_DATA SECTION_

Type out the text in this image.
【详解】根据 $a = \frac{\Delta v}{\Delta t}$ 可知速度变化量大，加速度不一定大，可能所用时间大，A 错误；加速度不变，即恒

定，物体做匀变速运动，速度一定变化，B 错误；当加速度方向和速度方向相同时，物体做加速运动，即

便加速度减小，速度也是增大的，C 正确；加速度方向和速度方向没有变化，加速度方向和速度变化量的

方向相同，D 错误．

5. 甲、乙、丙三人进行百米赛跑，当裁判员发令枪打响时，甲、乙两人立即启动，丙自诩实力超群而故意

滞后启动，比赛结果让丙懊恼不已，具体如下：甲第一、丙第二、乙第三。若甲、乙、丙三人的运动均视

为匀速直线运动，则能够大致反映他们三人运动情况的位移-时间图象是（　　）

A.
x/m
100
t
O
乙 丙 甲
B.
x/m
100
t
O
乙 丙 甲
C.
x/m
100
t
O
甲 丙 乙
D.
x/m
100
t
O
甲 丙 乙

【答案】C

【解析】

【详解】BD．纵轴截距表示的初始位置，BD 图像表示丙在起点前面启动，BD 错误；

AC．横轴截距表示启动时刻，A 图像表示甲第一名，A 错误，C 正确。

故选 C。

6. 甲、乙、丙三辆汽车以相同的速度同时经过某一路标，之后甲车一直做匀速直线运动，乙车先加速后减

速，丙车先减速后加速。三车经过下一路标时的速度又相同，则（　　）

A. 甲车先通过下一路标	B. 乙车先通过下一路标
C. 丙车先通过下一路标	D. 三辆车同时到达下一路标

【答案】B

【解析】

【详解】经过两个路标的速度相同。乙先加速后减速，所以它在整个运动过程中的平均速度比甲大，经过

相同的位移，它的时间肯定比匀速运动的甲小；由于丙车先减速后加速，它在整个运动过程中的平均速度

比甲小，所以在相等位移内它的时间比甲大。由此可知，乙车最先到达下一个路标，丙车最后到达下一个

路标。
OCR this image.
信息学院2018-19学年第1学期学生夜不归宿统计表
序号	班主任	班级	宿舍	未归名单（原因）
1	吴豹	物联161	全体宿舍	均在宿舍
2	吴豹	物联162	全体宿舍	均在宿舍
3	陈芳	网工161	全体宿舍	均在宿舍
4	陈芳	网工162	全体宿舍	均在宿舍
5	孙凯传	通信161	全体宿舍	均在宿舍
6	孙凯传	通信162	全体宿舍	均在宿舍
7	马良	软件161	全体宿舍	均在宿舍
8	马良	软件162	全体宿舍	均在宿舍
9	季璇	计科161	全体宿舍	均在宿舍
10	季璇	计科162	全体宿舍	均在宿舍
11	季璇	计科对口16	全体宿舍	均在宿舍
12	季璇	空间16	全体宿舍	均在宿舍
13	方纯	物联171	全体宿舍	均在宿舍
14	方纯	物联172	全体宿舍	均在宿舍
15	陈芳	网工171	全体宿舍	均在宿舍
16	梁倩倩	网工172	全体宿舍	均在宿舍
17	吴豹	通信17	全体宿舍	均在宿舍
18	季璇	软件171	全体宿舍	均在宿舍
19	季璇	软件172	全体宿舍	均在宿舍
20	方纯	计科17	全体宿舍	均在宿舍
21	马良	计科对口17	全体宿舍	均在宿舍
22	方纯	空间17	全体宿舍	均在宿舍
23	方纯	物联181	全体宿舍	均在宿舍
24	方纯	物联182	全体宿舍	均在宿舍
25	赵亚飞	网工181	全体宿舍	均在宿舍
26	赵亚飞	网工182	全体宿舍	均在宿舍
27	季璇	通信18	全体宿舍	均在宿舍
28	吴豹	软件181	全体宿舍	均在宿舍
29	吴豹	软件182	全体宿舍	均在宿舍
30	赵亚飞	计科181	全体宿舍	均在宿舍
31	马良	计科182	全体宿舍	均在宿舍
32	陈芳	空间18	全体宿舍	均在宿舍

_WHAT IS NEEDED_
Search the records for the word "this" and copy every line where it occurs.

_CORRECT OUTPUT_
Type out the text in this image.
OCR this image.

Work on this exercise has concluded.